REQUEST → Without the pictures, set down every line of the data exactly.

**********

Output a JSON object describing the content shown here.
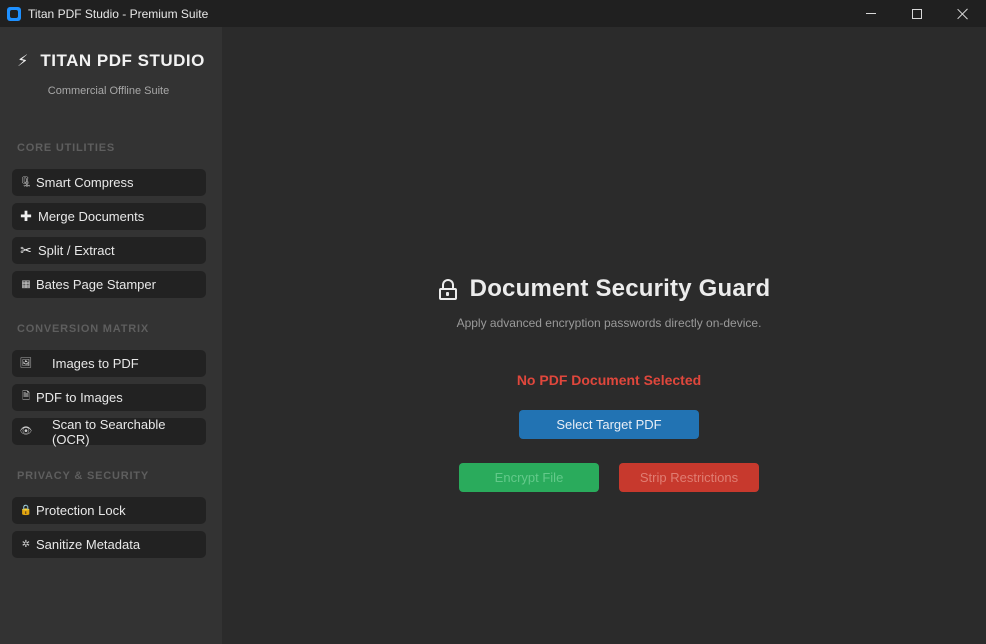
{
  "window": {
    "title": "Titan PDF Studio - Premium Suite",
    "icons": {
      "minimize": "minimize-icon",
      "maximize": "maximize-icon",
      "close": "close-icon"
    }
  },
  "sidebar": {
    "brand_icon": "⚡",
    "brand_title": "TITAN PDF STUDIO",
    "brand_subtitle": "Commercial Offline Suite",
    "sections": [
      {
        "label": "CORE UTILITIES",
        "items": [
          {
            "icon": "🗜",
            "label": "Smart Compress"
          },
          {
            "icon": "✚",
            "label": "Merge Documents"
          },
          {
            "icon": "✂",
            "label": "Split / Extract"
          },
          {
            "icon": "▦",
            "label": "Bates Page Stamper"
          }
        ]
      },
      {
        "label": "CONVERSION MATRIX",
        "items": [
          {
            "icon": "🖼",
            "label": "Images to PDF"
          },
          {
            "icon": "🗎",
            "label": "PDF to Images"
          },
          {
            "icon": "👁",
            "label": "Scan to Searchable (OCR)"
          }
        ]
      },
      {
        "label": "PRIVACY & SECURITY",
        "items": [
          {
            "icon": "🔒",
            "label": "Protection Lock"
          },
          {
            "icon": "✲",
            "label": "Sanitize Metadata"
          }
        ]
      }
    ]
  },
  "main": {
    "heading": "Document Security Guard",
    "subtitle": "Apply advanced encryption passwords directly on-device.",
    "status": "No PDF Document Selected",
    "select_button": "Select Target PDF",
    "encrypt_button": "Encrypt File",
    "strip_button": "Strip Restrictions"
  },
  "colors": {
    "status_error": "#e0473c",
    "primary_blue": "#2273b3",
    "encrypt_green": "#2aab5c",
    "strip_red": "#c7392d"
  }
}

**********

SOLUTION FOR THIS TASK →
Output a JSON object describing the content shown here.
{
  "window": {
    "title": "Titan PDF Studio - Premium Suite",
    "icons": {
      "minimize": "minimize-icon",
      "maximize": "maximize-icon",
      "close": "close-icon"
    }
  },
  "sidebar": {
    "brand_icon": "⚡",
    "brand_title": "TITAN PDF STUDIO",
    "brand_subtitle": "Commercial Offline Suite",
    "sections": [
      {
        "label": "CORE UTILITIES",
        "items": [
          {
            "icon": "🗜",
            "label": "Smart Compress"
          },
          {
            "icon": "✚",
            "label": "Merge Documents"
          },
          {
            "icon": "✂",
            "label": "Split / Extract"
          },
          {
            "icon": "▦",
            "label": "Bates Page Stamper"
          }
        ]
      },
      {
        "label": "CONVERSION MATRIX",
        "items": [
          {
            "icon": "🖼",
            "label": "Images to PDF"
          },
          {
            "icon": "🗎",
            "label": "PDF to Images"
          },
          {
            "icon": "👁",
            "label": "Scan to Searchable (OCR)"
          }
        ]
      },
      {
        "label": "PRIVACY & SECURITY",
        "items": [
          {
            "icon": "🔒",
            "label": "Protection Lock"
          },
          {
            "icon": "✲",
            "label": "Sanitize Metadata"
          }
        ]
      }
    ]
  },
  "main": {
    "heading": "Document Security Guard",
    "subtitle": "Apply advanced encryption passwords directly on-device.",
    "status": "No PDF Document Selected",
    "select_button": "Select Target PDF",
    "encrypt_button": "Encrypt File",
    "strip_button": "Strip Restrictions"
  },
  "colors": {
    "status_error": "#e0473c",
    "primary_blue": "#2273b3",
    "encrypt_green": "#2aab5c",
    "strip_red": "#c7392d"
  }
}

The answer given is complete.